## TASK GOAL
Collect each line of the records containing the string "Demand".

## LISTED ENTRIES

-------------------------

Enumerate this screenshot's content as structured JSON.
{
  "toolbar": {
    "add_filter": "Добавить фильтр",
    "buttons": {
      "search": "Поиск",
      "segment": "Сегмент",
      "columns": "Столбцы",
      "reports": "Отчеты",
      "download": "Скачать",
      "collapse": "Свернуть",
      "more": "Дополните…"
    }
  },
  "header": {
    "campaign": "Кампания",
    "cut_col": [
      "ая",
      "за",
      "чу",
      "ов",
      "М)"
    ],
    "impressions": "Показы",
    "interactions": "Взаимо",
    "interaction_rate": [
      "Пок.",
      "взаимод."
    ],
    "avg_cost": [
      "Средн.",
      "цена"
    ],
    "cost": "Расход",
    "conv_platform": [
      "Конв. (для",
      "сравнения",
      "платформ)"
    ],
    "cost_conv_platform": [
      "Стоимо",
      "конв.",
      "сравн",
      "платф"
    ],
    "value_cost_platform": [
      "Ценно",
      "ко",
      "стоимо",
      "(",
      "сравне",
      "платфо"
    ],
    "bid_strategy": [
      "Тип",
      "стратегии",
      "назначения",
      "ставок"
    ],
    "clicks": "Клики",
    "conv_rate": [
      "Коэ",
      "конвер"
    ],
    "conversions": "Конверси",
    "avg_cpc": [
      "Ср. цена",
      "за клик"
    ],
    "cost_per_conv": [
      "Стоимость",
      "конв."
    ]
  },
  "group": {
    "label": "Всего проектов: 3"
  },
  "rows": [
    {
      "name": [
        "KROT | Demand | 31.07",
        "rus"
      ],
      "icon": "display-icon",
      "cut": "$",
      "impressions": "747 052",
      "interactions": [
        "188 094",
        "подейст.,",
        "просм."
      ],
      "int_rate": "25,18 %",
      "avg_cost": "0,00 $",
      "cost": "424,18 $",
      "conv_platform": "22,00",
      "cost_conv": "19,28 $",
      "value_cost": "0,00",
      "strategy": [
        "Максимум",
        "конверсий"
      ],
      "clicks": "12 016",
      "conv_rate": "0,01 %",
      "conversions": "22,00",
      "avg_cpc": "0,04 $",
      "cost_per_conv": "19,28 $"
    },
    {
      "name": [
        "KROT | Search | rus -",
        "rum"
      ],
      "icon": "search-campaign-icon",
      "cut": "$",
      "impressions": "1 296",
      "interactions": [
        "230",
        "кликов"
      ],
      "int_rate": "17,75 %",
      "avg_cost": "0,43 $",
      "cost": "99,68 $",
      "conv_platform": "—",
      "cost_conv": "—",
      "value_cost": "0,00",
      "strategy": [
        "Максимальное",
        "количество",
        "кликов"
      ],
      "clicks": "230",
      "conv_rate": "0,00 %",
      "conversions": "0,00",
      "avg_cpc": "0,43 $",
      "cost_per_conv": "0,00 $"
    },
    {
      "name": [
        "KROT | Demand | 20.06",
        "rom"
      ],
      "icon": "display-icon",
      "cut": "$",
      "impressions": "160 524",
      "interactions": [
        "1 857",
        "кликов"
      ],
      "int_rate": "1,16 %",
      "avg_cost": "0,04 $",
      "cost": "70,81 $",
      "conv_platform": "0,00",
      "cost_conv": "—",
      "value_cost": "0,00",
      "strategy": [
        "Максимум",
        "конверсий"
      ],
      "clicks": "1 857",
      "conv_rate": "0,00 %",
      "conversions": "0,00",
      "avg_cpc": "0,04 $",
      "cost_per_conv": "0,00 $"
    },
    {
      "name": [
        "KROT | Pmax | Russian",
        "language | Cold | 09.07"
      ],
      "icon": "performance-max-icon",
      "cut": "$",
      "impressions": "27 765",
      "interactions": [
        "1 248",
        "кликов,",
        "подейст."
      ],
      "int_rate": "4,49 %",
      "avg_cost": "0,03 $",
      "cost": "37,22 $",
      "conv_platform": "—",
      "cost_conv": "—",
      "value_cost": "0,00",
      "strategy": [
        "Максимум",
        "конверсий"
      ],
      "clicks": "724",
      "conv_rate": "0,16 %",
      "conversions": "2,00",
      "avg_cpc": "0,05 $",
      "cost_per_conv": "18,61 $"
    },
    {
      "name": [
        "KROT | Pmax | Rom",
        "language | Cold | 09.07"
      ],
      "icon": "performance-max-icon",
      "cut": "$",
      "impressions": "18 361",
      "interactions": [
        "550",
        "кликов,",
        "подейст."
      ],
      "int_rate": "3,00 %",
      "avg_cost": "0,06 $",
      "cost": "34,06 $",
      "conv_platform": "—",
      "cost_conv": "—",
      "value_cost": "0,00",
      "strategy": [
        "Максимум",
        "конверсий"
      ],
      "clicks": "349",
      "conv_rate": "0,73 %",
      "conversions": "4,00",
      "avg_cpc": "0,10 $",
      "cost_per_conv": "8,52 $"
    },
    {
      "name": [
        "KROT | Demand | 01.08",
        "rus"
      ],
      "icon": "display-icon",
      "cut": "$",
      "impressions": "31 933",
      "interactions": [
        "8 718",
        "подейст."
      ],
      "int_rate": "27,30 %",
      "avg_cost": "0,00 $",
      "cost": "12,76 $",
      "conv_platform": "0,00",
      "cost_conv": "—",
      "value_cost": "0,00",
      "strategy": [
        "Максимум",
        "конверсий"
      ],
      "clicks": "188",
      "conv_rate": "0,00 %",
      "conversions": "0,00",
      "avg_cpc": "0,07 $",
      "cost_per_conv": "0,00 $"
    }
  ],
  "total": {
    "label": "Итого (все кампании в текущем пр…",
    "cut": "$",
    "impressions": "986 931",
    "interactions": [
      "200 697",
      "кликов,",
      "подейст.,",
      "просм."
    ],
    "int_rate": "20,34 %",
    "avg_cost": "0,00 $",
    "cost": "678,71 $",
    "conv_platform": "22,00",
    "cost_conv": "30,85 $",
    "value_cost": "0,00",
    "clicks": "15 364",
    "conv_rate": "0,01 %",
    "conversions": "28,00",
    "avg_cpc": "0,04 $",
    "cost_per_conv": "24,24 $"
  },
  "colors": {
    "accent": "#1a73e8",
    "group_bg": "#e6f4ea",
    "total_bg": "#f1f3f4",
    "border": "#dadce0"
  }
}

-------------------------

## WRITTEN ANSWER
        "KROT | Demand | 31.07",
        "KROT | Demand | 20.06",
        "KROT | Demand | 01.08",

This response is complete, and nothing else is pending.